What you will do
Write out all entries word for word.
------ Data provided
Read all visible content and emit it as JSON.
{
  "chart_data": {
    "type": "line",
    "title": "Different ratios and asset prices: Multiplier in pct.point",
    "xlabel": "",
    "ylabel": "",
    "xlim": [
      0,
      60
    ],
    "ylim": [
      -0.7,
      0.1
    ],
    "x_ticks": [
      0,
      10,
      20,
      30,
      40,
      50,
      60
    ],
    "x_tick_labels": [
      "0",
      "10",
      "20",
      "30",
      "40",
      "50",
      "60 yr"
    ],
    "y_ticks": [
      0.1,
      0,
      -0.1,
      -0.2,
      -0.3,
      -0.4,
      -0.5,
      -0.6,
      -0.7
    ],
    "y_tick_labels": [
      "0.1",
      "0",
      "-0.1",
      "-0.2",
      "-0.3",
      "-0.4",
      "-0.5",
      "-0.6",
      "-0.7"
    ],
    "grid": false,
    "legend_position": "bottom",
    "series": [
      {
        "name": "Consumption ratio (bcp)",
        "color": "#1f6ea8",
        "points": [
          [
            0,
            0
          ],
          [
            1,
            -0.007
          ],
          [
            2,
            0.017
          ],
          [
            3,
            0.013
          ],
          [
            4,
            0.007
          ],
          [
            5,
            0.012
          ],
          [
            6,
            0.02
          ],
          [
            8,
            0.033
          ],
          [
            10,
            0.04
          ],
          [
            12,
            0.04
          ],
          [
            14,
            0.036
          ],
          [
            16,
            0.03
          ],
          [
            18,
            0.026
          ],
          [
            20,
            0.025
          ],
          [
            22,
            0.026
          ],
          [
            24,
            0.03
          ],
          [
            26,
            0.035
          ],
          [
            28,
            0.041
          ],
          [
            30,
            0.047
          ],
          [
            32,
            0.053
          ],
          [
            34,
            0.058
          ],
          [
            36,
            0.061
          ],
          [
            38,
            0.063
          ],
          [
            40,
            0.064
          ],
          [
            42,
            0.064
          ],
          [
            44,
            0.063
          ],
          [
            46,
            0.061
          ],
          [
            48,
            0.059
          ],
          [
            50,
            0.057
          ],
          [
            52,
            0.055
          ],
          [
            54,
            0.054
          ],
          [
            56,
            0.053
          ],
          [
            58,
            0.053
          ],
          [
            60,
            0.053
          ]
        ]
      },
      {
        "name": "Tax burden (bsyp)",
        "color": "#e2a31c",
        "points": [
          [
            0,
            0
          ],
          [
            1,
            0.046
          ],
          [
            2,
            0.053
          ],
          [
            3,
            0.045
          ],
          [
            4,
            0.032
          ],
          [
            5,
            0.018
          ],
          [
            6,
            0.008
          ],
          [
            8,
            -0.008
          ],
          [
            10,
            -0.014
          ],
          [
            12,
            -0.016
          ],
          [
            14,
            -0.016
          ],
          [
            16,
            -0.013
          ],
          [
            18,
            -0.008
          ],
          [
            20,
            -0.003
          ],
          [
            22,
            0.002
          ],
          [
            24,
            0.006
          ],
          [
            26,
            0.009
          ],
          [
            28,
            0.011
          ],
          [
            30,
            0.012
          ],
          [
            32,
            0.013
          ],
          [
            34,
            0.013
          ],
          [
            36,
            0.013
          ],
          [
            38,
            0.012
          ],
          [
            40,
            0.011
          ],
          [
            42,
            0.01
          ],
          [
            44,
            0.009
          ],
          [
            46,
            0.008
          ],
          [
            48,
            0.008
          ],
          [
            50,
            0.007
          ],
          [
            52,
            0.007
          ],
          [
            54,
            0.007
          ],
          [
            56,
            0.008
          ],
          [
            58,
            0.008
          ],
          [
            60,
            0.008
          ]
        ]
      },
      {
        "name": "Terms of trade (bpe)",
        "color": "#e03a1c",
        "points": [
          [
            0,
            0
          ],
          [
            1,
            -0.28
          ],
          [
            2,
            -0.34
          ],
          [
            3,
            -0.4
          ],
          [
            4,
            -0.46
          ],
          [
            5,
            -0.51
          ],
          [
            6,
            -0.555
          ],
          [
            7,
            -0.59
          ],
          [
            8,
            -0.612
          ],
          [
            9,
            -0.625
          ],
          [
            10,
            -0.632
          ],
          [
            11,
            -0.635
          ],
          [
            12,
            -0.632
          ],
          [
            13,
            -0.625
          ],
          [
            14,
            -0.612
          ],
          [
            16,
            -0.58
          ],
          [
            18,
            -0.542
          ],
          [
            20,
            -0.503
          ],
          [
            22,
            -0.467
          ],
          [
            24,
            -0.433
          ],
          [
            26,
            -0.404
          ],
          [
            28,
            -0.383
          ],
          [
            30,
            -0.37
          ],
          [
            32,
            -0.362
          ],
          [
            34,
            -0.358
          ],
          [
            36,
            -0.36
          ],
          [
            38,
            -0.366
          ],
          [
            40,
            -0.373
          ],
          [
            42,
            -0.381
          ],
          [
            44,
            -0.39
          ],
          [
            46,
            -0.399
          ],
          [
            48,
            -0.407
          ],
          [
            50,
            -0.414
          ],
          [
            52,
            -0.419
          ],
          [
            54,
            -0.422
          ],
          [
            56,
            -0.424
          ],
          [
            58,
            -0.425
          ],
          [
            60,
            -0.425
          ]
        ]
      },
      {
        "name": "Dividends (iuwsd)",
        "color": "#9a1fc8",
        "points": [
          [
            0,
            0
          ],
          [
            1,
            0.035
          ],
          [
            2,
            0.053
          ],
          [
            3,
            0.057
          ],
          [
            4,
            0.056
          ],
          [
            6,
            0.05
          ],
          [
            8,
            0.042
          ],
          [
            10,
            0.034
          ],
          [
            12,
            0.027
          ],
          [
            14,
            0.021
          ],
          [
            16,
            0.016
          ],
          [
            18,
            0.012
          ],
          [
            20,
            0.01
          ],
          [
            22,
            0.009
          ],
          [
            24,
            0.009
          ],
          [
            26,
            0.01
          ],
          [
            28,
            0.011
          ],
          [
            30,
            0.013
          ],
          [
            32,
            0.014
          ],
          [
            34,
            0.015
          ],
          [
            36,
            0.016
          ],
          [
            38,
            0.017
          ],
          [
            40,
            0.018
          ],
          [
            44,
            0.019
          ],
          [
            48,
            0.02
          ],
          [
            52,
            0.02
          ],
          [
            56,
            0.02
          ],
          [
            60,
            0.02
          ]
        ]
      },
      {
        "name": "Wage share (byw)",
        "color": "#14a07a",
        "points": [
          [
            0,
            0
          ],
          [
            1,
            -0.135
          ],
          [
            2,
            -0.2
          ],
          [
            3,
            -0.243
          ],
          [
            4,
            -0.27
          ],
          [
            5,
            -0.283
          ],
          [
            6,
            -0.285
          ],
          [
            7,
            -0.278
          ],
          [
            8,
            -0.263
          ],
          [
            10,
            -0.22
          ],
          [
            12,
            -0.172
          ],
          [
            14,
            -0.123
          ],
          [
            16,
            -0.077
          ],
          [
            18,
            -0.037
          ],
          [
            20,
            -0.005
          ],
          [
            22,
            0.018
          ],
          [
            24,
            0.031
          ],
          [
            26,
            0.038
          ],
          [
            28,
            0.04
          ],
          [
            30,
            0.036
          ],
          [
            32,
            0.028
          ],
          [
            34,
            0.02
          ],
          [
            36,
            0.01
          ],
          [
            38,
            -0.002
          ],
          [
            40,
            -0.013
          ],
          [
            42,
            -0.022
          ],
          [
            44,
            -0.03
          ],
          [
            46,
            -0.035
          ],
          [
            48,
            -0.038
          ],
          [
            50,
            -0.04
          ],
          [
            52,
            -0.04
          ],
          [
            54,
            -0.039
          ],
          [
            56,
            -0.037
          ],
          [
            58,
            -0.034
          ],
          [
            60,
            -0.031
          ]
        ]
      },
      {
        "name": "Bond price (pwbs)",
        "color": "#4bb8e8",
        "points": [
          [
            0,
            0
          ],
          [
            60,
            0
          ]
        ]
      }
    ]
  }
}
------------
Exercise answer
Read all visible content and emit it as JSON.
{
  "chart_data": {
    "type": "line",
    "title": "Different ratios and asset prices: Multiplier in pct.point",
    "xlabel": "",
    "ylabel": "",
    "xlim": [
      0,
      60
    ],
    "ylim": [
      -0.7,
      0.1
    ],
    "x_ticks": [
      0,
      10,
      20,
      30,
      40,
      50,
      60
    ],
    "x_tick_labels": [
      "0",
      "10",
      "20",
      "30",
      "40",
      "50",
      "60 yr"
    ],
    "y_ticks": [
      0.1,
      0,
      -0.1,
      -0.2,
      -0.3,
      -0.4,
      -0.5,
      -0.6,
      -0.7
    ],
    "y_tick_labels": [
      "0.1",
      "0",
      "-0.1",
      "-0.2",
      "-0.3",
      "-0.4",
      "-0.5",
      "-0.6",
      "-0.7"
    ],
    "grid": false,
    "legend_position": "bottom",
    "series": [
      {
        "name": "Consumption ratio (bcp)",
        "color": "#1f6ea8",
        "points": [
          [
            0,
            0
          ],
          [
            1,
            -0.007
          ],
          [
            2,
            0.017
          ],
          [
            3,
            0.013
          ],
          [
            4,
            0.007
          ],
          [
            5,
            0.012
          ],
          [
            6,
            0.02
          ],
          [
            8,
            0.033
          ],
          [
            10,
            0.04
          ],
          [
            12,
            0.04
          ],
          [
            14,
            0.036
          ],
          [
            16,
            0.03
          ],
          [
            18,
            0.026
          ],
          [
            20,
            0.025
          ],
          [
            22,
            0.026
          ],
          [
            24,
            0.03
          ],
          [
            26,
            0.035
          ],
          [
            28,
            0.041
          ],
          [
            30,
            0.047
          ],
          [
            32,
            0.053
          ],
          [
            34,
            0.058
          ],
          [
            36,
            0.061
          ],
          [
            38,
            0.063
          ],
          [
            40,
            0.064
          ],
          [
            42,
            0.064
          ],
          [
            44,
            0.063
          ],
          [
            46,
            0.061
          ],
          [
            48,
            0.059
          ],
          [
            50,
            0.057
          ],
          [
            52,
            0.055
          ],
          [
            54,
            0.054
          ],
          [
            56,
            0.053
          ],
          [
            58,
            0.053
          ],
          [
            60,
            0.053
          ]
        ]
      },
      {
        "name": "Tax burden (bsyp)",
        "color": "#e2a31c",
        "points": [
          [
            0,
            0
          ],
          [
            1,
            0.046
          ],
          [
            2,
            0.053
          ],
          [
            3,
            0.045
          ],
          [
            4,
            0.032
          ],
          [
            5,
            0.018
          ],
          [
            6,
            0.008
          ],
          [
            8,
            -0.008
          ],
          [
            10,
            -0.014
          ],
          [
            12,
            -0.016
          ],
          [
            14,
            -0.016
          ],
          [
            16,
            -0.013
          ],
          [
            18,
            -0.008
          ],
          [
            20,
            -0.003
          ],
          [
            22,
            0.002
          ],
          [
            24,
            0.006
          ],
          [
            26,
            0.009
          ],
          [
            28,
            0.011
          ],
          [
            30,
            0.012
          ],
          [
            32,
            0.013
          ],
          [
            34,
            0.013
          ],
          [
            36,
            0.013
          ],
          [
            38,
            0.012
          ],
          [
            40,
            0.011
          ],
          [
            42,
            0.01
          ],
          [
            44,
            0.009
          ],
          [
            46,
            0.008
          ],
          [
            48,
            0.008
          ],
          [
            50,
            0.007
          ],
          [
            52,
            0.007
          ],
          [
            54,
            0.007
          ],
          [
            56,
            0.008
          ],
          [
            58,
            0.008
          ],
          [
            60,
            0.008
          ]
        ]
      },
      {
        "name": "Terms of trade (bpe)",
        "color": "#e03a1c",
        "points": [
          [
            0,
            0
          ],
          [
            1,
            -0.28
          ],
          [
            2,
            -0.34
          ],
          [
            3,
            -0.4
          ],
          [
            4,
            -0.46
          ],
          [
            5,
            -0.51
          ],
          [
            6,
            -0.555
          ],
          [
            7,
            -0.59
          ],
          [
            8,
            -0.612
          ],
          [
            9,
            -0.625
          ],
          [
            10,
            -0.632
          ],
          [
            11,
            -0.635
          ],
          [
            12,
            -0.632
          ],
          [
            13,
            -0.625
          ],
          [
            14,
            -0.612
          ],
          [
            16,
            -0.58
          ],
          [
            18,
            -0.542
          ],
          [
            20,
            -0.503
          ],
          [
            22,
            -0.467
          ],
          [
            24,
            -0.433
          ],
          [
            26,
            -0.404
          ],
          [
            28,
            -0.383
          ],
          [
            30,
            -0.37
          ],
          [
            32,
            -0.362
          ],
          [
            34,
            -0.358
          ],
          [
            36,
            -0.36
          ],
          [
            38,
            -0.366
          ],
          [
            40,
            -0.373
          ],
          [
            42,
            -0.381
          ],
          [
            44,
            -0.39
          ],
          [
            46,
            -0.399
          ],
          [
            48,
            -0.407
          ],
          [
            50,
            -0.414
          ],
          [
            52,
            -0.419
          ],
          [
            54,
            -0.422
          ],
          [
            56,
            -0.424
          ],
          [
            58,
            -0.425
          ],
          [
            60,
            -0.425
          ]
        ]
      },
      {
        "name": "Dividends (iuwsd)",
        "color": "#9a1fc8",
        "points": [
          [
            0,
            0
          ],
          [
            1,
            0.035
          ],
          [
            2,
            0.053
          ],
          [
            3,
            0.057
          ],
          [
            4,
            0.056
          ],
          [
            6,
            0.05
          ],
          [
            8,
            0.042
          ],
          [
            10,
            0.034
          ],
          [
            12,
            0.027
          ],
          [
            14,
            0.021
          ],
          [
            16,
            0.016
          ],
          [
            18,
            0.012
          ],
          [
            20,
            0.01
          ],
          [
            22,
            0.009
          ],
          [
            24,
            0.009
          ],
          [
            26,
            0.01
          ],
          [
            28,
            0.011
          ],
          [
            30,
            0.013
          ],
          [
            32,
            0.014
          ],
          [
            34,
            0.015
          ],
          [
            36,
            0.016
          ],
          [
            38,
            0.017
          ],
          [
            40,
            0.018
          ],
          [
            44,
            0.019
          ],
          [
            48,
            0.02
          ],
          [
            52,
            0.02
          ],
          [
            56,
            0.02
          ],
          [
            60,
            0.02
          ]
        ]
      },
      {
        "name": "Wage share (byw)",
        "color": "#14a07a",
        "points": [
          [
            0,
            0
          ],
          [
            1,
            -0.135
          ],
          [
            2,
            -0.2
          ],
          [
            3,
            -0.243
          ],
          [
            4,
            -0.27
          ],
          [
            5,
            -0.283
          ],
          [
            6,
            -0.285
          ],
          [
            7,
            -0.278
          ],
          [
            8,
            -0.263
          ],
          [
            10,
            -0.22
          ],
          [
            12,
            -0.172
          ],
          [
            14,
            -0.123
          ],
          [
            16,
            -0.077
          ],
          [
            18,
            -0.037
          ],
          [
            20,
            -0.005
          ],
          [
            22,
            0.018
          ],
          [
            24,
            0.031
          ],
          [
            26,
            0.038
          ],
          [
            28,
            0.04
          ],
          [
            30,
            0.036
          ],
          [
            32,
            0.028
          ],
          [
            34,
            0.02
          ],
          [
            36,
            0.01
          ],
          [
            38,
            -0.002
          ],
          [
            40,
            -0.013
          ],
          [
            42,
            -0.022
          ],
          [
            44,
            -0.03
          ],
          [
            46,
            -0.035
          ],
          [
            48,
            -0.038
          ],
          [
            50,
            -0.04
          ],
          [
            52,
            -0.04
          ],
          [
            54,
            -0.039
          ],
          [
            56,
            -0.037
          ],
          [
            58,
            -0.034
          ],
          [
            60,
            -0.031
          ]
        ]
      },
      {
        "name": "Bond price (pwbs)",
        "color": "#4bb8e8",
        "points": [
          [
            0,
            0
          ],
          [
            60,
            0
          ]
        ]
      }
    ]
  }
}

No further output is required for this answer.